**Records for the exercise**

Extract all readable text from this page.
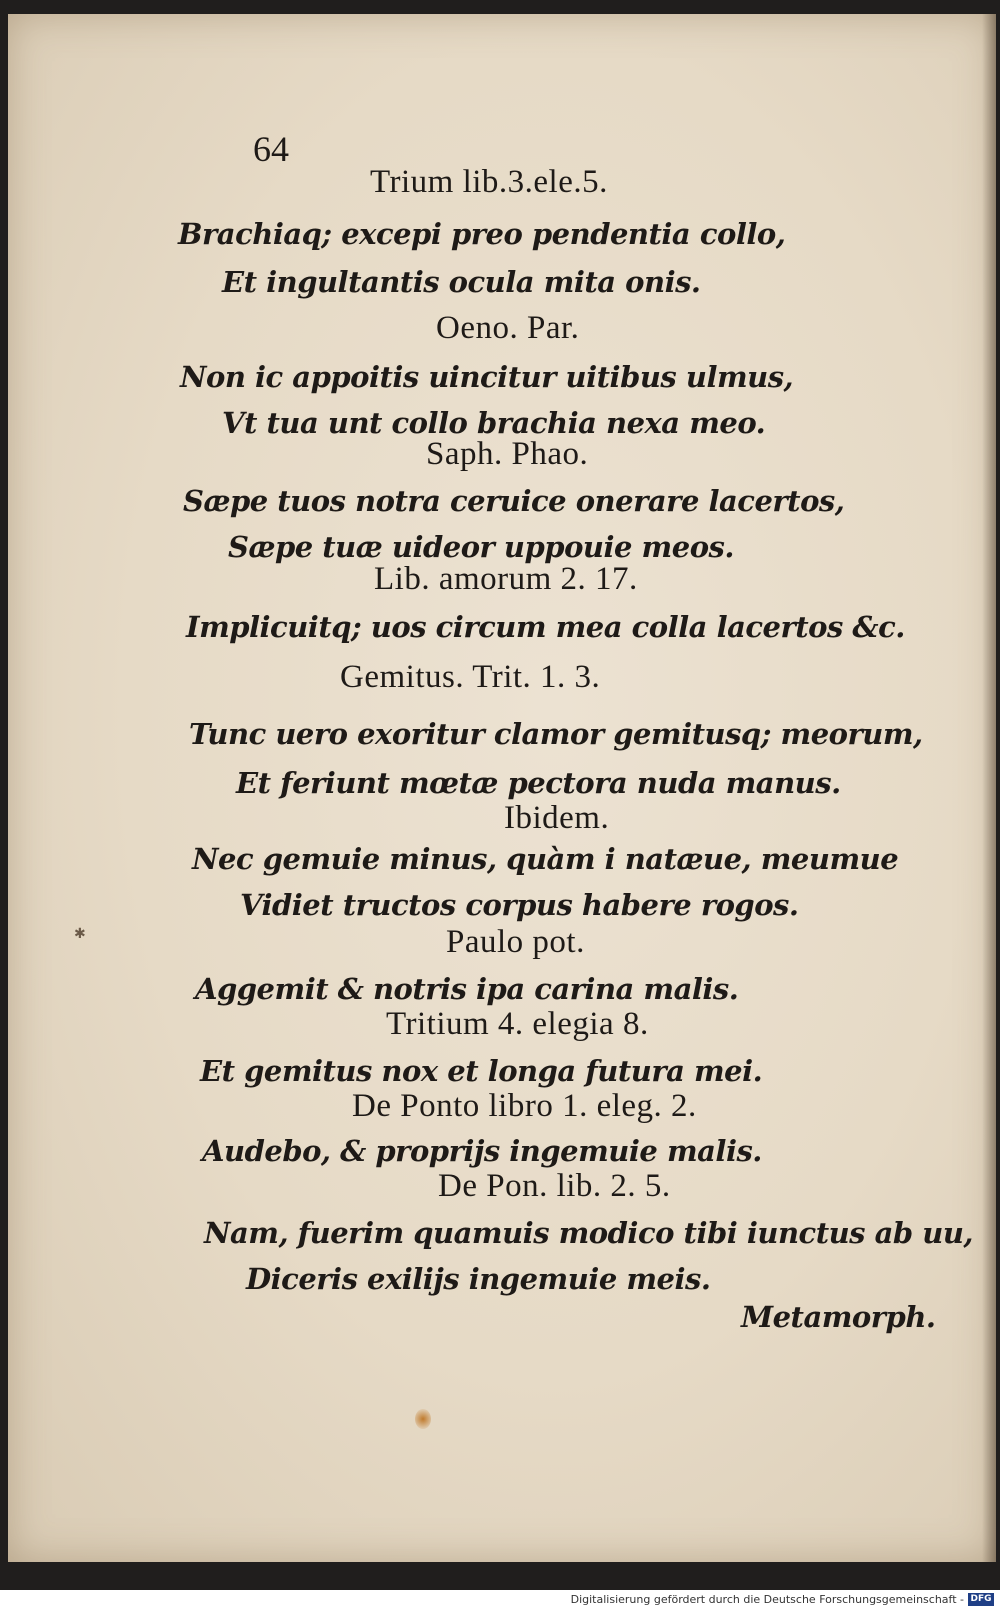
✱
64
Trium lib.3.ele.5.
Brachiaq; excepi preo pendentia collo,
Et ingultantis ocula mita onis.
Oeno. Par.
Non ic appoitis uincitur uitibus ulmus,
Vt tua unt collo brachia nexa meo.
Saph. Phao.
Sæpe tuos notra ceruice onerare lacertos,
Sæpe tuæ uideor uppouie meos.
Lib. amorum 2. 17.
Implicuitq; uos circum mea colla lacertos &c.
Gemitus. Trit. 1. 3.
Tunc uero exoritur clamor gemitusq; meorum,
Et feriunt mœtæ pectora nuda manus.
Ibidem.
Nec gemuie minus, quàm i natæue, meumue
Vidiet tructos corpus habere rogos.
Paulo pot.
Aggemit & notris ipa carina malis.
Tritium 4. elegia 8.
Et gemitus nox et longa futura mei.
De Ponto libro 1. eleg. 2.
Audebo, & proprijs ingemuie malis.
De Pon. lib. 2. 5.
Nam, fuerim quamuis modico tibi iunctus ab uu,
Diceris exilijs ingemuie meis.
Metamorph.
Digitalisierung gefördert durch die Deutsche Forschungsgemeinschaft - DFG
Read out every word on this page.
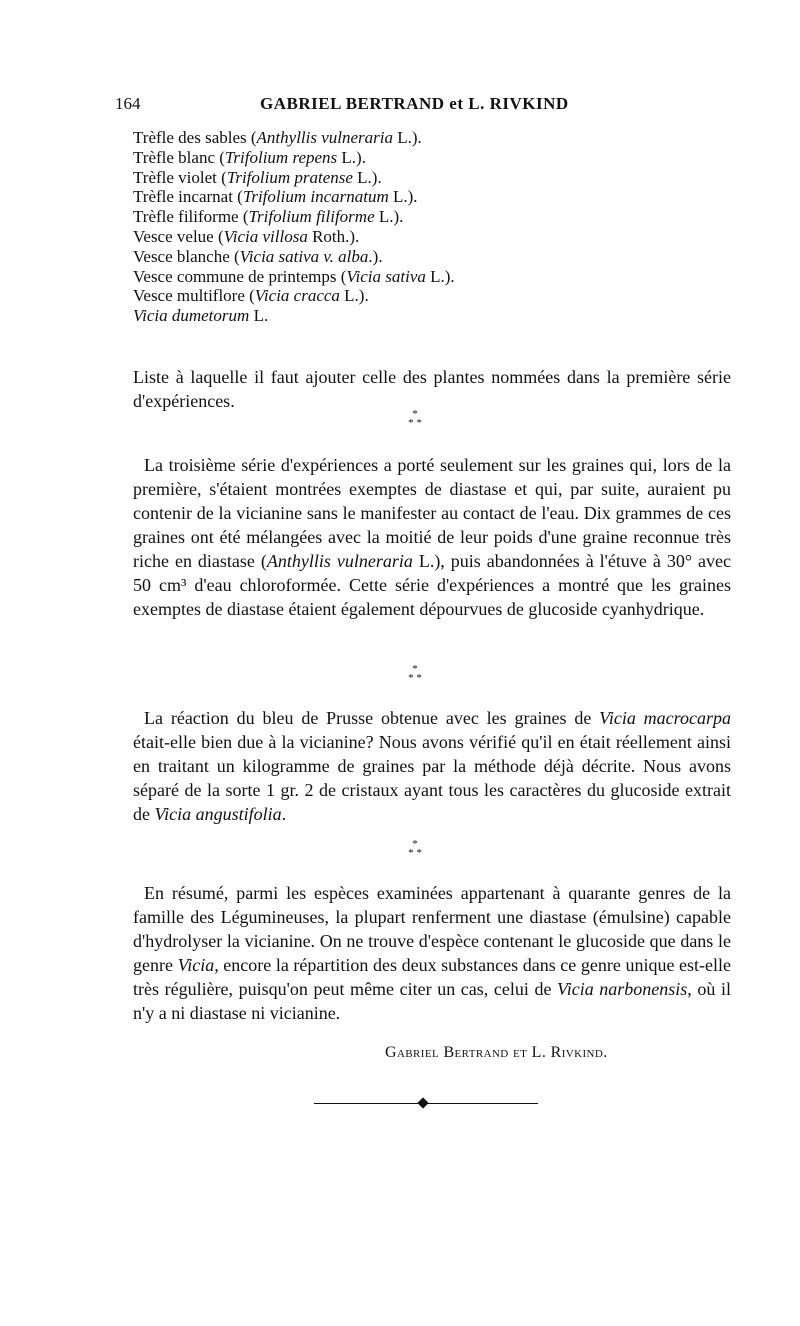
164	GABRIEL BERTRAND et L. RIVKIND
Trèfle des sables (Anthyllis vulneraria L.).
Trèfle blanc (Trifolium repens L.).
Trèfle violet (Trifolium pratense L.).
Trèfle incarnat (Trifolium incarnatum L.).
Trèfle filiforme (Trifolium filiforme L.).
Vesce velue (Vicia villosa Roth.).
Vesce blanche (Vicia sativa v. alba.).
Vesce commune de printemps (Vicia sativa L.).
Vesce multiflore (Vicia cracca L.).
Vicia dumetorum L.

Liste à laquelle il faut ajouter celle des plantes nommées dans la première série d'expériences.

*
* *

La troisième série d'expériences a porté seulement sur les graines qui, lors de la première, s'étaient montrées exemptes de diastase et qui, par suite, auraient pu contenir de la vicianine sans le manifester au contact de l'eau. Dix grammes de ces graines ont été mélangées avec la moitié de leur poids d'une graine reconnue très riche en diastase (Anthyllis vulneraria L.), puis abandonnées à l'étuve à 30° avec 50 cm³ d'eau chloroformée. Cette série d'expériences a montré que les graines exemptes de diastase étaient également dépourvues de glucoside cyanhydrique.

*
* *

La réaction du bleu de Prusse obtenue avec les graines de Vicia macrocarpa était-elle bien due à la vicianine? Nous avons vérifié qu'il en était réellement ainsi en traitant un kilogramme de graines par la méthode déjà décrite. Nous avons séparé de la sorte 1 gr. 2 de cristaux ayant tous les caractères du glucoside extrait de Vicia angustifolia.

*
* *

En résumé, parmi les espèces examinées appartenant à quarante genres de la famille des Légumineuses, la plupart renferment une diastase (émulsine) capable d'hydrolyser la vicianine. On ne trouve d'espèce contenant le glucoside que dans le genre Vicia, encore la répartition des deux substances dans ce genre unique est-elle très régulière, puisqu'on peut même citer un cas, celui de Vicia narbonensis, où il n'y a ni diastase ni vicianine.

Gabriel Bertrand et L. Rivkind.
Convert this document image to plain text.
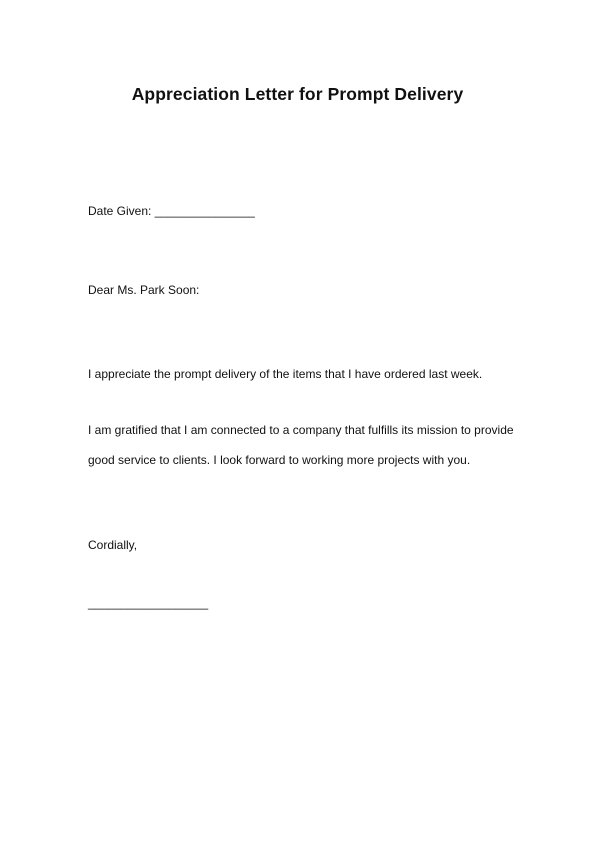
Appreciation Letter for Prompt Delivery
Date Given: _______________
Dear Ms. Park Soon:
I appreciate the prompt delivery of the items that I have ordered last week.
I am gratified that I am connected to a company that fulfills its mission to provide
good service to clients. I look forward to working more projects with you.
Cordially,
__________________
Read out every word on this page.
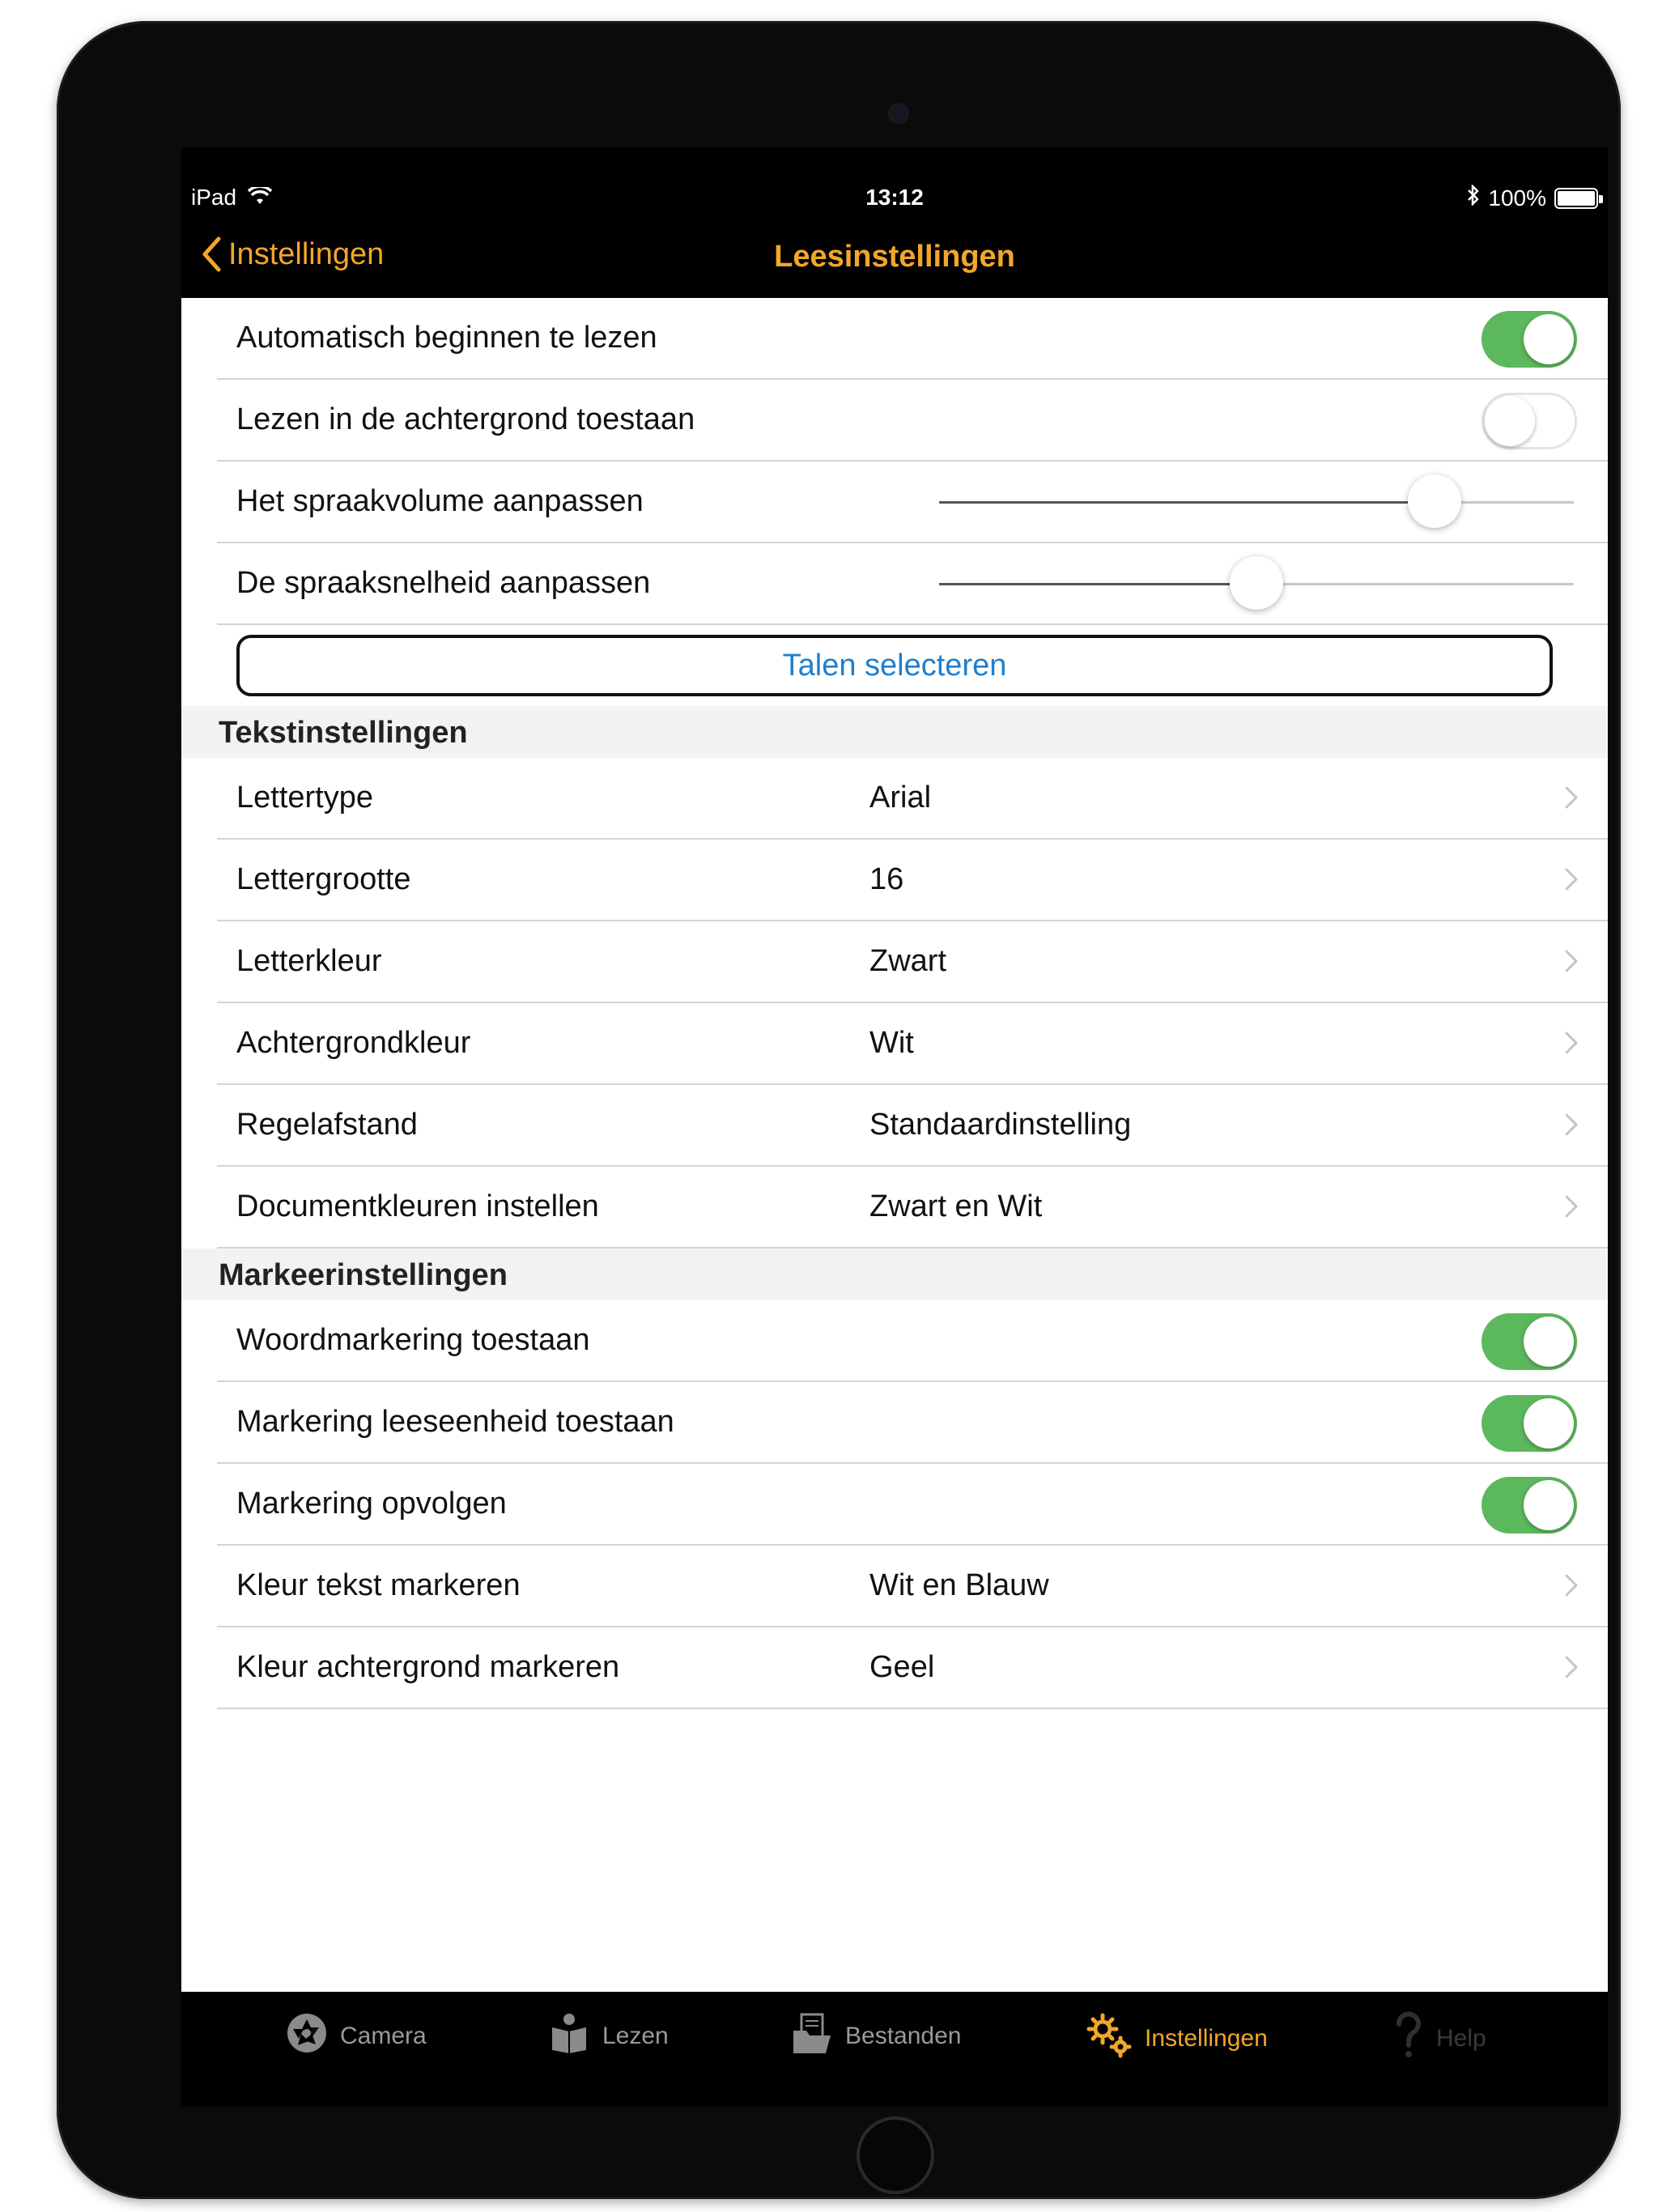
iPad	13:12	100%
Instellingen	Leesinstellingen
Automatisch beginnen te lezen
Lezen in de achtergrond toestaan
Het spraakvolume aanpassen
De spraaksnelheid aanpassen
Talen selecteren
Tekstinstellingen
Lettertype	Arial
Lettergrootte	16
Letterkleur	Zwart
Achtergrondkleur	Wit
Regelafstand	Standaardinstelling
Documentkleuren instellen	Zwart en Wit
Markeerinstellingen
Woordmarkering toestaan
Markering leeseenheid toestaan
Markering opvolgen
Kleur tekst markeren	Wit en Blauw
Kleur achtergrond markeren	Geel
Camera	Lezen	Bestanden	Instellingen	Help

**Problem**
All records above are to be printed exactly, minus the pictures they contain.

**Answer**
Extract all readable text from this page.
✱
64
Trium lib.3.ele.5.
Brachiaq; excepi preo pendentia collo,
Et ingultantis ocula mita onis.
Oeno. Par.
Non ic appoitis uincitur uitibus ulmus,
Vt tua unt collo brachia nexa meo.
Saph. Phao.
Sæpe tuos notra ceruice onerare lacertos,
Sæpe tuæ uideor uppouie meos.
Lib. amorum 2. 17.
Implicuitq; uos circum mea colla lacertos &c.
Gemitus. Trit. 1. 3.
Tunc uero exoritur clamor gemitusq; meorum,
Et feriunt mœtæ pectora nuda manus.
Ibidem.
Nec gemuie minus, quàm i natæue, meumue
Vidiet tructos corpus habere rogos.
Paulo pot.
Aggemit & notris ipa carina malis.
Tritium 4. elegia 8.
Et gemitus nox et longa futura mei.
De Ponto libro 1. eleg. 2.
Audebo, & proprijs ingemuie malis.
De Pon. lib. 2. 5.
Nam, fuerim quamuis modico tibi iunctus ab uu,
Diceris exilijs ingemuie meis.
Metamorph.
Digitalisierung gefördert durch die Deutsche Forschungsgemeinschaft - DFG
Read out every word on this page.
164	GABRIEL BERTRAND et L. RIVKIND
Trèfle des sables (Anthyllis vulneraria L.).
Trèfle blanc (Trifolium repens L.).
Trèfle violet (Trifolium pratense L.).
Trèfle incarnat (Trifolium incarnatum L.).
Trèfle filiforme (Trifolium filiforme L.).
Vesce velue (Vicia villosa Roth.).
Vesce blanche (Vicia sativa v. alba.).
Vesce commune de printemps (Vicia sativa L.).
Vesce multiflore (Vicia cracca L.).
Vicia dumetorum L.

Liste à laquelle il faut ajouter celle des plantes nommées dans la première série d'expériences.

*
* *

La troisième série d'expériences a porté seulement sur les graines qui, lors de la première, s'étaient montrées exemptes de diastase et qui, par suite, auraient pu contenir de la vicianine sans le manifester au contact de l'eau. Dix grammes de ces graines ont été mélangées avec la moitié de leur poids d'une graine reconnue très riche en diastase (Anthyllis vulneraria L.), puis abandonnées à l'étuve à 30° avec 50 cm³ d'eau chloroformée. Cette série d'expériences a montré que les graines exemptes de diastase étaient également dépourvues de glucoside cyanhydrique.

*
* *

La réaction du bleu de Prusse obtenue avec les graines de Vicia macrocarpa était-elle bien due à la vicianine? Nous avons vérifié qu'il en était réellement ainsi en traitant un kilogramme de graines par la méthode déjà décrite. Nous avons séparé de la sorte 1 gr. 2 de cristaux ayant tous les caractères du glucoside extrait de Vicia angustifolia.

*
* *

En résumé, parmi les espèces examinées appartenant à quarante genres de la famille des Légumineuses, la plupart renferment une diastase (émulsine) capable d'hydrolyser la vicianine. On ne trouve d'espèce contenant le glucoside que dans le genre Vicia, encore la répartition des deux substances dans ce genre unique est-elle très régulière, puisqu'on peut même citer un cas, celui de Vicia narbonensis, où il n'y a ni diastase ni vicianine.

Gabriel Bertrand et L. Rivkind.
Convert this document image to plain text.
Appreciation Letter for Prompt Delivery
Date Given: _______________
Dear Ms. Park Soon:
I appreciate the prompt delivery of the items that I have ordered last week.
I am gratified that I am connected to a company that fulfills its mission to provide
good service to clients. I look forward to working more projects with you.
Cordially,
__________________
Read out every word on this page.
iPad	13:12	100%
Instellingen	Leesinstellingen
Automatisch beginnen te lezen
Lezen in de achtergrond toestaan
Het spraakvolume aanpassen
De spraaksnelheid aanpassen
Talen selecteren
Tekstinstellingen
Lettertype	Arial
Lettergrootte	16
Letterkleur	Zwart
Achtergrondkleur	Wit
Regelafstand	Standaardinstelling
Documentkleuren instellen	Zwart en Wit
Markeerinstellingen
Woordmarkering toestaan
Markering leeseenheid toestaan
Markering opvolgen
Kleur tekst markeren	Wit en Blauw
Kleur achtergrond markeren	Geel
Camera	Lezen	Bestanden	Instellingen	Help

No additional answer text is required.